*PROBLEM DESCRIPTION:*
Across the entries below, how many lines contain the string "before"? Give only the count.

---*---

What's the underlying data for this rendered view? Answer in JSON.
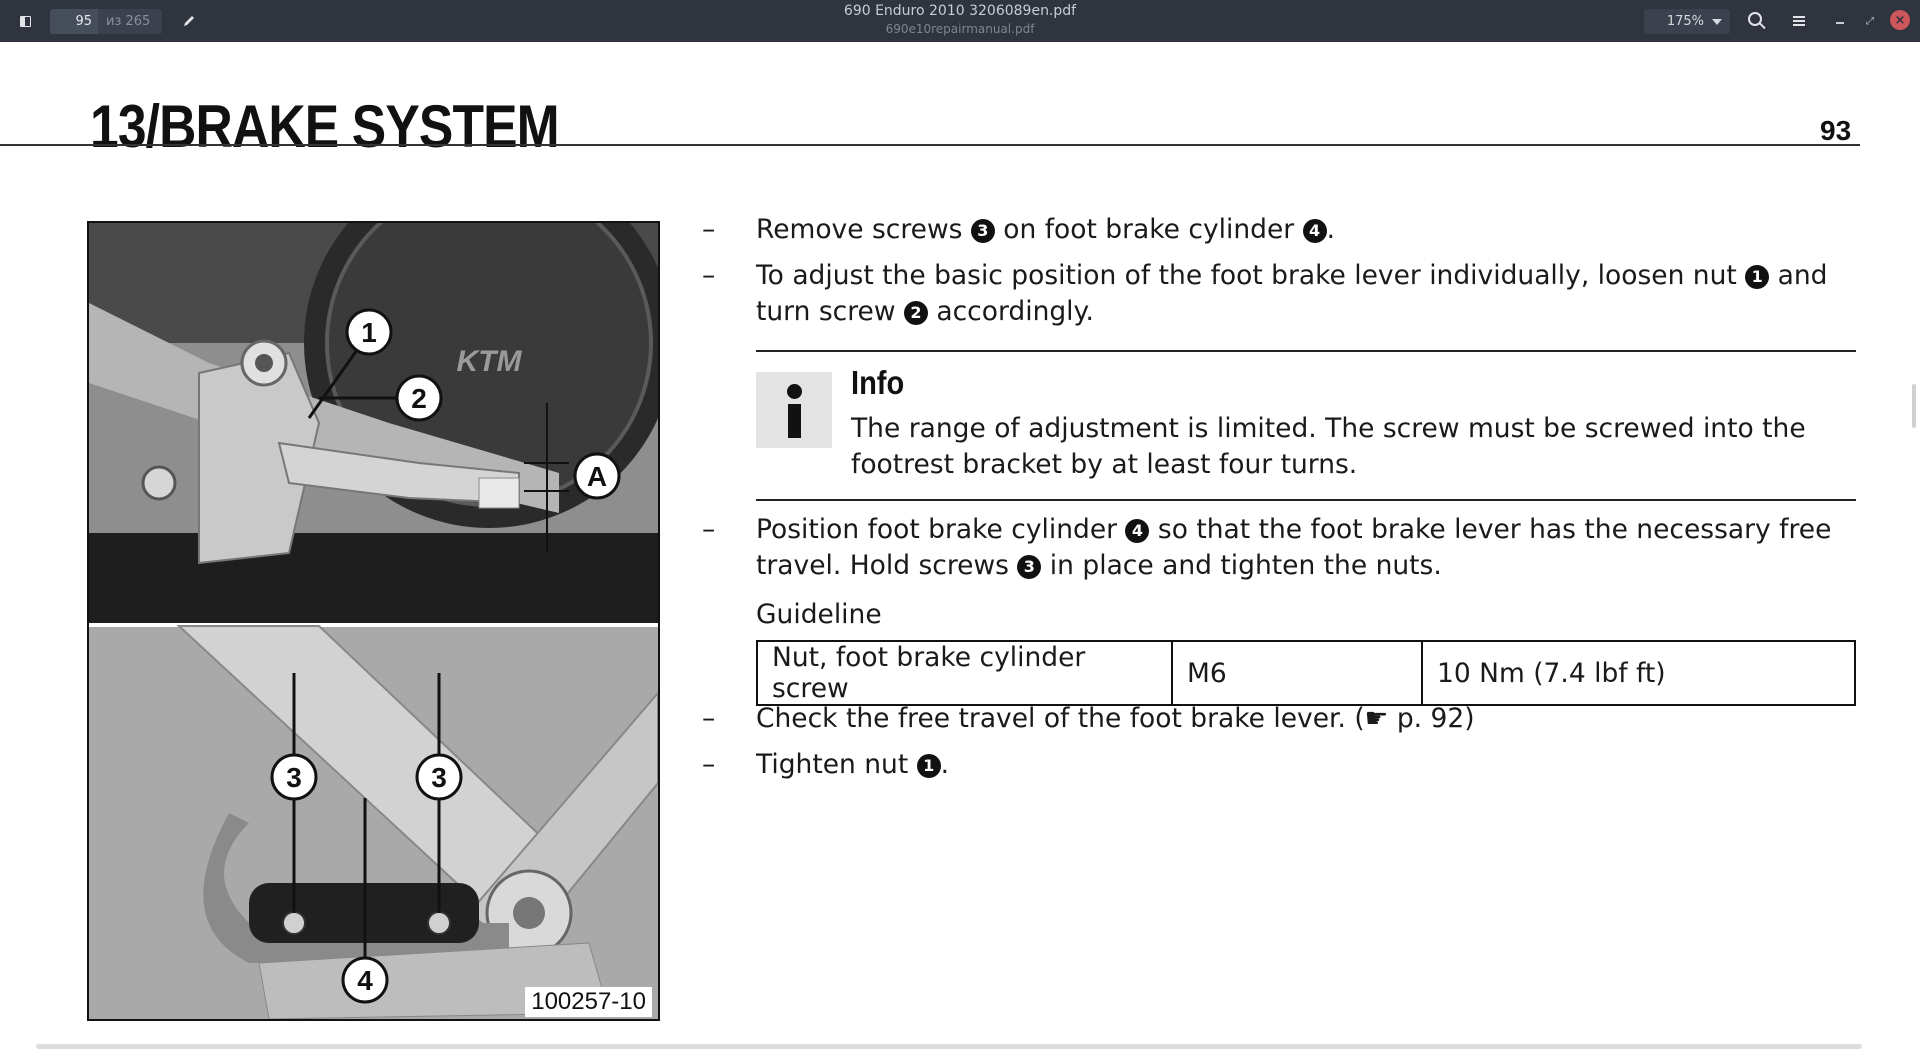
{
  "toolbar": {
    "current_page": "95",
    "page_total": "из 265",
    "doc_title": "690 Enduro 2010 3206089en.pdf",
    "doc_subtitle": "690e10repairmanual.pdf",
    "zoom": "175%",
    "icons": {
      "sidebar": "sidebar-toggle-icon",
      "annotate": "pencil-icon",
      "search": "search-icon",
      "menu": "hamburger-menu-icon",
      "minimize": "minimize-icon",
      "maximize": "maximize-icon",
      "close": "close-icon"
    },
    "close_color": "#cc575d",
    "bar_color": "#2f343f"
  },
  "document": {
    "chapter_title": "13/BRAKE SYSTEM",
    "page_number": "93",
    "figure": {
      "code": "100257-10",
      "callouts": [
        "1",
        "2",
        "A",
        "3",
        "3",
        "4"
      ],
      "logo_text": "KTM"
    },
    "steps": [
      {
        "dash": "–",
        "before": "Remove screws ",
        "n1": "3",
        "middle": " on foot brake cylinder ",
        "n2": "4",
        "after": "."
      },
      {
        "dash": "–",
        "before": "To adjust the basic position of the foot brake lever individually, loosen nut ",
        "n1": "1",
        "middle": " and turn screw ",
        "n2": "2",
        "after": " accordingly."
      },
      {
        "dash": "–",
        "before": "Position foot brake cylinder ",
        "n1": "4",
        "middle": " so that the foot brake lever has the necessary free travel. Hold screws ",
        "n2": "3",
        "after": " in place and tighten the nuts."
      },
      {
        "dash": "–",
        "before": "Check the free travel of the foot brake lever. (",
        "ref_icon": "☛",
        "after": " p. 92)"
      },
      {
        "dash": "–",
        "before": "Tighten nut ",
        "n1": "1",
        "after": "."
      }
    ],
    "info": {
      "heading": "Info",
      "text": "The range of adjustment is limited. The screw must be screwed into the footrest bracket by at least four turns."
    },
    "guideline": {
      "label": "Guideline",
      "row": [
        "Nut, foot brake cylinder screw",
        "M6",
        "10 Nm (7.4 lbf ft)"
      ]
    }
  }
}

---*---

*EXERCISE ANSWER:*
5